▶ Your objective: List every line below containing "dans".

▶ Items:
Start
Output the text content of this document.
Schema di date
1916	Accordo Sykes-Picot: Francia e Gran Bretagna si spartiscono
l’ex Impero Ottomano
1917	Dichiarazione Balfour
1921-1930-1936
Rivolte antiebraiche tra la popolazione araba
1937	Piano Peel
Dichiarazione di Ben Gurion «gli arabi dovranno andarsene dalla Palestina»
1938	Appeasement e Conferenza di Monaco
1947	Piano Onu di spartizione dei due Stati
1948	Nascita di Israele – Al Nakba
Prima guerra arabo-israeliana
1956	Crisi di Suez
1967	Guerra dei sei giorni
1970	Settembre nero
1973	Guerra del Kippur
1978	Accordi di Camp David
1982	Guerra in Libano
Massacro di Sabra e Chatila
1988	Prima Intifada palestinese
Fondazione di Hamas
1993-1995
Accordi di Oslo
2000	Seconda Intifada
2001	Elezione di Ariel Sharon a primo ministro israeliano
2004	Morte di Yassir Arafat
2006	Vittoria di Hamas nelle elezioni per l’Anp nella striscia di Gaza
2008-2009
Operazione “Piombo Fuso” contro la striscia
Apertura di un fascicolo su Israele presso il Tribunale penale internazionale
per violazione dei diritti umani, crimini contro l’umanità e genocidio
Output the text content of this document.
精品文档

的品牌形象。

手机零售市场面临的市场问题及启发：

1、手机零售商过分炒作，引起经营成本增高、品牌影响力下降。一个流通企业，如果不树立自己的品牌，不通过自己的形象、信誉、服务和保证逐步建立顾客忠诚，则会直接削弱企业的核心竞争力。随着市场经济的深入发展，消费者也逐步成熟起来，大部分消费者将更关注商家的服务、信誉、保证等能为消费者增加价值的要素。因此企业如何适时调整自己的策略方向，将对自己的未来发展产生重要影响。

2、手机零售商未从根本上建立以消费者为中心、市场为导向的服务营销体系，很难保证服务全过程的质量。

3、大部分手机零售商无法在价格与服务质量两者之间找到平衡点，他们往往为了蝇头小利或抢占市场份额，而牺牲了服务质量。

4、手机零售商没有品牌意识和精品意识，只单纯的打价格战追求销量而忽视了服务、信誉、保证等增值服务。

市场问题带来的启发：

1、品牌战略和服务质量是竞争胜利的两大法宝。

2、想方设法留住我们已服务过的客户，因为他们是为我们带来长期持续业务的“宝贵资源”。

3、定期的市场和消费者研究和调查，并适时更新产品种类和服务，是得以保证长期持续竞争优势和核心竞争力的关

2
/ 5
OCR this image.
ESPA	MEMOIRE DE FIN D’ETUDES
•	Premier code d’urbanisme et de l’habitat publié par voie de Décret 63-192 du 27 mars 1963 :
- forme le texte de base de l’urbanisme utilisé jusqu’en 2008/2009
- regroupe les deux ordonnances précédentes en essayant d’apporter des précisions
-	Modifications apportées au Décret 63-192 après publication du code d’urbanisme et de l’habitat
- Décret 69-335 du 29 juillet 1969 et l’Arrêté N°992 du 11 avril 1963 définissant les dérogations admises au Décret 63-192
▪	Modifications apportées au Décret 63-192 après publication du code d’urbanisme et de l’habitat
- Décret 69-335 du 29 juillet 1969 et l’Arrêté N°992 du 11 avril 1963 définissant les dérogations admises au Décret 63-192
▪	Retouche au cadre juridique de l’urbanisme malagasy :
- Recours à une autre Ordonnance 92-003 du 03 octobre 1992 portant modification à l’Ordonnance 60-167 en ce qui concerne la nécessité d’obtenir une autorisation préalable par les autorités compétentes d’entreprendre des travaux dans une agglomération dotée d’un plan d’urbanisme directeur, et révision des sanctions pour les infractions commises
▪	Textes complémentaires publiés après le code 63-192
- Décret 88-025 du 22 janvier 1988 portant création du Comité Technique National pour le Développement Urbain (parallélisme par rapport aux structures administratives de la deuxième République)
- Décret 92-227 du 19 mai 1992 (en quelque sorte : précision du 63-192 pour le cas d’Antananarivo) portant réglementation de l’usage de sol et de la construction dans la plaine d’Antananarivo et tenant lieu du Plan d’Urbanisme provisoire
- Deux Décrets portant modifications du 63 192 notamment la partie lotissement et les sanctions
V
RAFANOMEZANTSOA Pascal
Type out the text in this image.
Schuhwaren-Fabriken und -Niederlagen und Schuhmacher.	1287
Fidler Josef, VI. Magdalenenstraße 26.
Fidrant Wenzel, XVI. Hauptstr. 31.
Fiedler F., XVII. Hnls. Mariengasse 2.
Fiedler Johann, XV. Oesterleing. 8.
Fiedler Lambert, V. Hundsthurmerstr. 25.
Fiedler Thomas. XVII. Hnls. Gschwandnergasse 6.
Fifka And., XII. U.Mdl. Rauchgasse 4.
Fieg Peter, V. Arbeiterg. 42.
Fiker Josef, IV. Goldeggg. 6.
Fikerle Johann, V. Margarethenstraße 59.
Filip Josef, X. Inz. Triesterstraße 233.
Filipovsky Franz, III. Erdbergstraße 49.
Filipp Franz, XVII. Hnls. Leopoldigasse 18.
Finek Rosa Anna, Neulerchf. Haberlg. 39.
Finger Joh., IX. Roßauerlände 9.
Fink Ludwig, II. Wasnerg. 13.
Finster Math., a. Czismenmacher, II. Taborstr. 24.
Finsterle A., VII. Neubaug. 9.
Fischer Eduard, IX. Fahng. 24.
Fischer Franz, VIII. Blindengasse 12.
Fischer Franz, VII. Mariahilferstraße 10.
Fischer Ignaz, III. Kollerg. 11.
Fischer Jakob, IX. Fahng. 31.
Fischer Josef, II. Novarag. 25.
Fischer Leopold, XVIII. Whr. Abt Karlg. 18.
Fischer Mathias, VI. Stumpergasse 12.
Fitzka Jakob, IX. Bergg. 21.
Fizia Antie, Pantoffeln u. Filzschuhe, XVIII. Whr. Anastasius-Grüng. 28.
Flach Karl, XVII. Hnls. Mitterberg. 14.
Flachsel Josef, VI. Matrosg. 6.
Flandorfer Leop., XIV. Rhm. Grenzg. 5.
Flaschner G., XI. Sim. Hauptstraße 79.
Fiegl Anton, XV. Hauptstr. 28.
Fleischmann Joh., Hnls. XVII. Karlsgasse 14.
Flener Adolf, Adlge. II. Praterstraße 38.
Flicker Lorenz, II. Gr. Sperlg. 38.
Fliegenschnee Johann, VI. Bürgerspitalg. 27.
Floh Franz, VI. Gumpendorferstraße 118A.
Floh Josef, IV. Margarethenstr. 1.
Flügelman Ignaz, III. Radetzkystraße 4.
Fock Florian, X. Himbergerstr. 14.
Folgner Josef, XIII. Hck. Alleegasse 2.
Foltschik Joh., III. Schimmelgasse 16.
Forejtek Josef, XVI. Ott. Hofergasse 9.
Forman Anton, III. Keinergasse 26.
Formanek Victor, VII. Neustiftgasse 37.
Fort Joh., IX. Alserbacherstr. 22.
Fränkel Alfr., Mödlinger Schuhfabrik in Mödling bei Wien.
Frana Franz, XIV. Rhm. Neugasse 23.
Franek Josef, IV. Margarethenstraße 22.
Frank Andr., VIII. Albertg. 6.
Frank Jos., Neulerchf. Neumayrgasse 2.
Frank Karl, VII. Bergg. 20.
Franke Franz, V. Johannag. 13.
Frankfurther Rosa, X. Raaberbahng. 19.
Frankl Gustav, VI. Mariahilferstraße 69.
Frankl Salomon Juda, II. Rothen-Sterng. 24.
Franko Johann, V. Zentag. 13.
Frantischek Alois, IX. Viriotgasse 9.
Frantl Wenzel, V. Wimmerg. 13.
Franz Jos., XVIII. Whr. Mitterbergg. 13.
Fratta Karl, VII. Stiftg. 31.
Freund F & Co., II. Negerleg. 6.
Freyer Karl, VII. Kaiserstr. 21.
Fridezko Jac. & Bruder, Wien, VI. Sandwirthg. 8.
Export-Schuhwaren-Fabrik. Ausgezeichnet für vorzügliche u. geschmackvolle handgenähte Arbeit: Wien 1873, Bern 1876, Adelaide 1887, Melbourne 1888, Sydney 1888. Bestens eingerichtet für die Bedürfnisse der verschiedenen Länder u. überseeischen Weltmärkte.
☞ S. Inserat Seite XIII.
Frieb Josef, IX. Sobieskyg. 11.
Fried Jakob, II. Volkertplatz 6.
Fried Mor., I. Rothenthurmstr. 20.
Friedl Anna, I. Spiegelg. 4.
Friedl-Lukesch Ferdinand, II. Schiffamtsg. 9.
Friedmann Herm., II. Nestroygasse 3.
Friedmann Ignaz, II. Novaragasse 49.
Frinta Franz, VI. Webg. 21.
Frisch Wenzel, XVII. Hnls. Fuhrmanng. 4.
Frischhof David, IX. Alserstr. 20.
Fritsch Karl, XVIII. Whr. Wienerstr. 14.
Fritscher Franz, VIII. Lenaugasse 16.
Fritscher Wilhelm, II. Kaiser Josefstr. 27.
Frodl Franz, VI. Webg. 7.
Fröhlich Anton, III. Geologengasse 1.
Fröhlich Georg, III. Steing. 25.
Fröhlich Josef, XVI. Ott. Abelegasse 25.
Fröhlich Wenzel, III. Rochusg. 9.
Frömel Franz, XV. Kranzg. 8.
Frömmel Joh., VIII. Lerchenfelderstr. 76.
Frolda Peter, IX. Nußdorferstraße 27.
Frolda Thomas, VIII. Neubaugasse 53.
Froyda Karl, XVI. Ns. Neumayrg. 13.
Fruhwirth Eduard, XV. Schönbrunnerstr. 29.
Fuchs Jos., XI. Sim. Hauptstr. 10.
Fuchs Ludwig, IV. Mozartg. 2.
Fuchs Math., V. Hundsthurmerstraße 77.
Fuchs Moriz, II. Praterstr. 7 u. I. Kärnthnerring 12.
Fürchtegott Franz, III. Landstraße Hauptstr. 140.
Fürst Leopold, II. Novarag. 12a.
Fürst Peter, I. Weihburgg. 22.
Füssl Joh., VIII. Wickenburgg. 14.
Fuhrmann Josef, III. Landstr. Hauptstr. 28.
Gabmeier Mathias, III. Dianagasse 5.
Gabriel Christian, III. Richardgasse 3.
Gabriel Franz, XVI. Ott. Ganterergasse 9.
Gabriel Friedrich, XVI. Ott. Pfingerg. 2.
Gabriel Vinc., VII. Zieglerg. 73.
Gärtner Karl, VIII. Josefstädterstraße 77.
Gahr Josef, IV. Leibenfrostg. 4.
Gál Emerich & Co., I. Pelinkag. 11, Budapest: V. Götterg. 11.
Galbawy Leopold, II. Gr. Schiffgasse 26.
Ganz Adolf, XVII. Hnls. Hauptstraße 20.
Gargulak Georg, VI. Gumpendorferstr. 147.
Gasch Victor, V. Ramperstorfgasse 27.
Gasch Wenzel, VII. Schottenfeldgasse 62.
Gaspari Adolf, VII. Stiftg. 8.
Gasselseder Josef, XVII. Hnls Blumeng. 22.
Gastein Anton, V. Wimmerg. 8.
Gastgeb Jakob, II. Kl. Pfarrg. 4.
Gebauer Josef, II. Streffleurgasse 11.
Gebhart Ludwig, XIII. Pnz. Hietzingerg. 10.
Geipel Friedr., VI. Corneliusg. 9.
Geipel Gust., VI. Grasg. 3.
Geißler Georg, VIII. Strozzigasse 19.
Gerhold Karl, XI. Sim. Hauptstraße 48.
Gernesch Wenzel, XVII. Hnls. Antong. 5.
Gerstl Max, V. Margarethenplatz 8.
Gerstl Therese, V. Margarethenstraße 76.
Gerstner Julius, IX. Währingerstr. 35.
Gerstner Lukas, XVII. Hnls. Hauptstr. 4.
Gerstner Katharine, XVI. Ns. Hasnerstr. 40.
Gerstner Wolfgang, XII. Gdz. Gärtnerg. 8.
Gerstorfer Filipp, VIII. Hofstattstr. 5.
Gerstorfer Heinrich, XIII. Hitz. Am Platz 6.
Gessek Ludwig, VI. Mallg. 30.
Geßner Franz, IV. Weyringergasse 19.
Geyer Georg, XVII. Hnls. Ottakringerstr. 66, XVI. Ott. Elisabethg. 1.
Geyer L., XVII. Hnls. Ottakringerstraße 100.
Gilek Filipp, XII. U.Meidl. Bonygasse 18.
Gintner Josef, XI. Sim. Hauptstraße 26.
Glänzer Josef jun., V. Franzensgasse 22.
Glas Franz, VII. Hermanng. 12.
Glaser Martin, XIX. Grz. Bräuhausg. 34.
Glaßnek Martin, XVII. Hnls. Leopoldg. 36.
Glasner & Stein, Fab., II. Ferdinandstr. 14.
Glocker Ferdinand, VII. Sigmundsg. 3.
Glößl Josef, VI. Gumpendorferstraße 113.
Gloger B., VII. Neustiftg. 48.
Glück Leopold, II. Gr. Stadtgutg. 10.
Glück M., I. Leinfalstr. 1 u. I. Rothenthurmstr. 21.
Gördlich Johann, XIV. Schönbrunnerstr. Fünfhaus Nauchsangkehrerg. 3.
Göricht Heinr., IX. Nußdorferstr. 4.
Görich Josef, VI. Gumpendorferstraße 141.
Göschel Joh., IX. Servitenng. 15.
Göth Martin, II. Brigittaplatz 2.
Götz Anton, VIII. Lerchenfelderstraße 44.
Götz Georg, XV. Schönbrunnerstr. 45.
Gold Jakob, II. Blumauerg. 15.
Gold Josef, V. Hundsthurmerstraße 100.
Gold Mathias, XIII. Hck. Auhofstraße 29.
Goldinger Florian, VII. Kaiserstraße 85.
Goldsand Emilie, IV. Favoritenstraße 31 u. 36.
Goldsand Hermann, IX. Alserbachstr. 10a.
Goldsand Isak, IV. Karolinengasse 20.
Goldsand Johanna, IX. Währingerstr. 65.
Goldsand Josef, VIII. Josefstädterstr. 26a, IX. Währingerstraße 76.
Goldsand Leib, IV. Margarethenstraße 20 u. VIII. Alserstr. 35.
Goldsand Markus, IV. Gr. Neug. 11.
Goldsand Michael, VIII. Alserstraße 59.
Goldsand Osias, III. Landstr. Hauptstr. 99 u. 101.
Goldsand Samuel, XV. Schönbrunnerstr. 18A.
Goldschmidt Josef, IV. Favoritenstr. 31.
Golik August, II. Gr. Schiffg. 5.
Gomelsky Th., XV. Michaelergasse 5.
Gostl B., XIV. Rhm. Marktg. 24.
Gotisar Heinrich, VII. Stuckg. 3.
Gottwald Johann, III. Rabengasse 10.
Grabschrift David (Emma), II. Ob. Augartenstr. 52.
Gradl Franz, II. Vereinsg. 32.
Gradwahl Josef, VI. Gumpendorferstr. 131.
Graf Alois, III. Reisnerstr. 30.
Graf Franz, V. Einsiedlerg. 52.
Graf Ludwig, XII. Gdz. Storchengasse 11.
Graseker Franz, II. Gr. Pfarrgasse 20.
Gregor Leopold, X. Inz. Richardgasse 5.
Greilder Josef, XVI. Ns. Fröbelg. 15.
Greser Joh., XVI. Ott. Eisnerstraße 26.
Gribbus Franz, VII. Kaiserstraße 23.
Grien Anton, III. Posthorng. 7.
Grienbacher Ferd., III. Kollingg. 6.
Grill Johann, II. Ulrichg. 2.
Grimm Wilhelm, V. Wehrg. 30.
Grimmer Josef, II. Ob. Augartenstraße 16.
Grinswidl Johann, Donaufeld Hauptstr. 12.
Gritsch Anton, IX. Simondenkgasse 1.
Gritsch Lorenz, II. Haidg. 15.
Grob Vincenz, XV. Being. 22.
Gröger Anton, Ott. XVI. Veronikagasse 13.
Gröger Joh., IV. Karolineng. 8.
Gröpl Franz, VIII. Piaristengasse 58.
End
▶ The answer:
- Recours à une autre Ordonnance 92-003 du 03 octobre 1992 portant modification à l’Ordonnance 60-167 en ce qui concerne la nécessité d’obtenir une autorisation préalable par les autorités compétentes d’entreprendre des travaux dans une agglomération dotée d’un plan d’urbanisme directeur, et révision des sanctions pour les infractions commises
- Décret 92-227 du 19 mai 1992 (en quelque sorte : précision du 63-192 pour le cas d’Antananarivo) portant réglementation de l’usage de sol et de la construction dans la plaine d’Antananarivo et tenant lieu du Plan d’Urbanisme provisoire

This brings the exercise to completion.